### Exercise requirements
Transcribe only the part of the listing below that begins at the line containing "Output the text content of this document." and runs to its final line, keeping both ends.

### Excerpted data
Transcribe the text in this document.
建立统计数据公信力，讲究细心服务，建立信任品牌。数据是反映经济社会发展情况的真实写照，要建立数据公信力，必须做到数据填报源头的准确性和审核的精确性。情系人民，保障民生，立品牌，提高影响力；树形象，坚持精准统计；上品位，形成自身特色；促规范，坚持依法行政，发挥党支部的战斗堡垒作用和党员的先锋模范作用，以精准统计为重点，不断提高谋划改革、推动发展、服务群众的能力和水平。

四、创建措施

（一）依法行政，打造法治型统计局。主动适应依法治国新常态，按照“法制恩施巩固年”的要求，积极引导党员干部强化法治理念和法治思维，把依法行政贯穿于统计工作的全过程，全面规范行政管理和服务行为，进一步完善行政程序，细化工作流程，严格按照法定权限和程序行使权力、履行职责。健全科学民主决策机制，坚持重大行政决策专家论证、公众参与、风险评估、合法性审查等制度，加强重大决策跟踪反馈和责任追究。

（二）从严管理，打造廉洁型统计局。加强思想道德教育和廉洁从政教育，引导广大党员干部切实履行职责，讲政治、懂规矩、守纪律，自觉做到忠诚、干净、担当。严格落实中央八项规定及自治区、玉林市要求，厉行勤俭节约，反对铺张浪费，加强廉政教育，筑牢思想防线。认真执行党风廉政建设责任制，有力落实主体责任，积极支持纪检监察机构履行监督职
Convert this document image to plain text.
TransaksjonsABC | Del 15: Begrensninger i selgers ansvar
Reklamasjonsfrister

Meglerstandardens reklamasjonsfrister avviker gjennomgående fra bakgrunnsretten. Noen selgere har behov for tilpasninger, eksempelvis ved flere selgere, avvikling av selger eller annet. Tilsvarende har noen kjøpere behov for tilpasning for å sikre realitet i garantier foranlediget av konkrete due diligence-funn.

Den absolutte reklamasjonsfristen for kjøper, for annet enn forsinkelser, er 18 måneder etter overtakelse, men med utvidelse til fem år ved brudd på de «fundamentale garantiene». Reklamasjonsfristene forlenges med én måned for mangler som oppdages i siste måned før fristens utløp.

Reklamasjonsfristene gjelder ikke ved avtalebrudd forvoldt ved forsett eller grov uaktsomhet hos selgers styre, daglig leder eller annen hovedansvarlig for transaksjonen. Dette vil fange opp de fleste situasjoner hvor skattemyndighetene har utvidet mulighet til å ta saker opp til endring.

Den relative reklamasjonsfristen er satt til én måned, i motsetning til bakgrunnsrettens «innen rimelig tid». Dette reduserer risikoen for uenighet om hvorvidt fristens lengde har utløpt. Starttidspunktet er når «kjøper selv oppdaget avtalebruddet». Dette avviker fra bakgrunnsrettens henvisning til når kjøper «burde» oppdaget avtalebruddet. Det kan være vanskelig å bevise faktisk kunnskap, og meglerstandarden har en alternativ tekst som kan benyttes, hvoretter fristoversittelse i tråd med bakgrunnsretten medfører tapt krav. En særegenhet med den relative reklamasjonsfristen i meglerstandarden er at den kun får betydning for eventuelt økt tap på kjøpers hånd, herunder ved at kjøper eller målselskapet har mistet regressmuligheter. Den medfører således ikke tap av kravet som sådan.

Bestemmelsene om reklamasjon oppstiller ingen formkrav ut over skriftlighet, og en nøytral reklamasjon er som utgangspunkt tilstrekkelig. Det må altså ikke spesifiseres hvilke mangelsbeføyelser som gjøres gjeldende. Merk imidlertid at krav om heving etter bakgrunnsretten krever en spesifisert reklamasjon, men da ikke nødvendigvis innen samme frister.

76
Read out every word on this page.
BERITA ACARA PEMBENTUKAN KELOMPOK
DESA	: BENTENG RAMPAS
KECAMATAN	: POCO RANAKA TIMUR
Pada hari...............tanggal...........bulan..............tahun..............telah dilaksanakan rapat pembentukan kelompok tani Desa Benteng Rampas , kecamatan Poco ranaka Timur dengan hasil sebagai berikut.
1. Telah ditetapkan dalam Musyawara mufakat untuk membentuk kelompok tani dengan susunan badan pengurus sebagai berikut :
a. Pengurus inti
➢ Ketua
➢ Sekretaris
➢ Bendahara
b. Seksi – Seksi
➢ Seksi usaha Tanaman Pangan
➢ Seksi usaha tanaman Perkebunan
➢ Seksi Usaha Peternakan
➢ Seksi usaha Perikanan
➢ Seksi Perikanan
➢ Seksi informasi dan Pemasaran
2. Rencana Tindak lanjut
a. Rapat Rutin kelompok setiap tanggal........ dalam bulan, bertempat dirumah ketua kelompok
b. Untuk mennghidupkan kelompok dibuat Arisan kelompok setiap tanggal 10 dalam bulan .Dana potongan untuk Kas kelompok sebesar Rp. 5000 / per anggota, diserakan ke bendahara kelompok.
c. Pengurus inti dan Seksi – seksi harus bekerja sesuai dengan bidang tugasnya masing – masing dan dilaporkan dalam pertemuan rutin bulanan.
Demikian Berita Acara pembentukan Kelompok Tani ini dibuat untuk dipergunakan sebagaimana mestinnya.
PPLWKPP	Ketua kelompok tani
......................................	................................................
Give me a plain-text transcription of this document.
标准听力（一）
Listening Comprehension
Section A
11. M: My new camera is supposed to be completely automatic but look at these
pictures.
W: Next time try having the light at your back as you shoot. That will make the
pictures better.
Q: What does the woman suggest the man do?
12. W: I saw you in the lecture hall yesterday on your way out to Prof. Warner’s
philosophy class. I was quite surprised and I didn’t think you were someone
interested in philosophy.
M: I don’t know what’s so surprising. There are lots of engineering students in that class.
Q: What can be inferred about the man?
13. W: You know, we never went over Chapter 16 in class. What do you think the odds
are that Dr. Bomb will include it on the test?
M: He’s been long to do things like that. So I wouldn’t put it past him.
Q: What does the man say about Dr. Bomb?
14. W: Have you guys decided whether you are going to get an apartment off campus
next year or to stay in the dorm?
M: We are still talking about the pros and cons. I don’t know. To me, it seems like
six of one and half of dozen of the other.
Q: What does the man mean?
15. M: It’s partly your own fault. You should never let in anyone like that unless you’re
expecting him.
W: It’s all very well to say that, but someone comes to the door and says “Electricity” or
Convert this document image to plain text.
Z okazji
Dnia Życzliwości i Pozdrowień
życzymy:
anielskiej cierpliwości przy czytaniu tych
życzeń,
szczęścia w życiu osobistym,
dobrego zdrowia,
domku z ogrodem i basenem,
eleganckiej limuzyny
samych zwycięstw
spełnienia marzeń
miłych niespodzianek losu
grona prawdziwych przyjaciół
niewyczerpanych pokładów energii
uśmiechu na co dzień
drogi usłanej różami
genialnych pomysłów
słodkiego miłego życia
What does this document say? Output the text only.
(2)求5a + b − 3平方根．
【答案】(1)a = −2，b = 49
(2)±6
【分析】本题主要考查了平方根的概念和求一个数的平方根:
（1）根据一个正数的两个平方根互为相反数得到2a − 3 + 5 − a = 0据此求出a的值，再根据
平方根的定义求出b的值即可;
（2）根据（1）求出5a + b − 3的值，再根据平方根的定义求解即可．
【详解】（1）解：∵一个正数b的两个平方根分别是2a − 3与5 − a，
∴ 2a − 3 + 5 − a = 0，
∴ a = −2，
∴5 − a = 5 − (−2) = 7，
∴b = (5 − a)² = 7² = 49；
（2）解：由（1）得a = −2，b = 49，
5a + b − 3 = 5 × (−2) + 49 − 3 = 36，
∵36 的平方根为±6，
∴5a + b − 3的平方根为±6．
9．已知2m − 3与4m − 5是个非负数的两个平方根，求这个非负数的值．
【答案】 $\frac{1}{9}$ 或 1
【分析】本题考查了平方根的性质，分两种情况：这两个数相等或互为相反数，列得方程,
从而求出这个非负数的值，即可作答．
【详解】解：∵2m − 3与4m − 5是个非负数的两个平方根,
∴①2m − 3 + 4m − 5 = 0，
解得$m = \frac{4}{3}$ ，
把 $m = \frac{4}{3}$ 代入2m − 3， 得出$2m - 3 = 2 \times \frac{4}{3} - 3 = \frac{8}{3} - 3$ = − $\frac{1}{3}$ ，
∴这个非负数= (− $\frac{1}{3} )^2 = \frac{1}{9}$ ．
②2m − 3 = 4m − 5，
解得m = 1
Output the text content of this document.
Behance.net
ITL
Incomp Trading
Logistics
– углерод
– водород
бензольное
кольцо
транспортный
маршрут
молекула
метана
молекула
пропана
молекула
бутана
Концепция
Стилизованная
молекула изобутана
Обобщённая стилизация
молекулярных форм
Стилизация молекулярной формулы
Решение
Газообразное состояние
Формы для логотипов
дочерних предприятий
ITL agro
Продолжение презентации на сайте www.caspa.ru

### Task response
Output the text content of this document.
Behance.net
ITL
Incomp Trading
Logistics
– углерод
– водород
бензольное
кольцо
транспортный
маршрут
молекула
метана
молекула
пропана
молекула
бутана
Концепция
Стилизованная
молекула изобутана
Обобщённая стилизация
молекулярных форм
Стилизация молекулярной формулы
Решение
Газообразное состояние
Формы для логотипов
дочерних предприятий
ITL agro
Продолжение презентации на сайте www.caspa.ru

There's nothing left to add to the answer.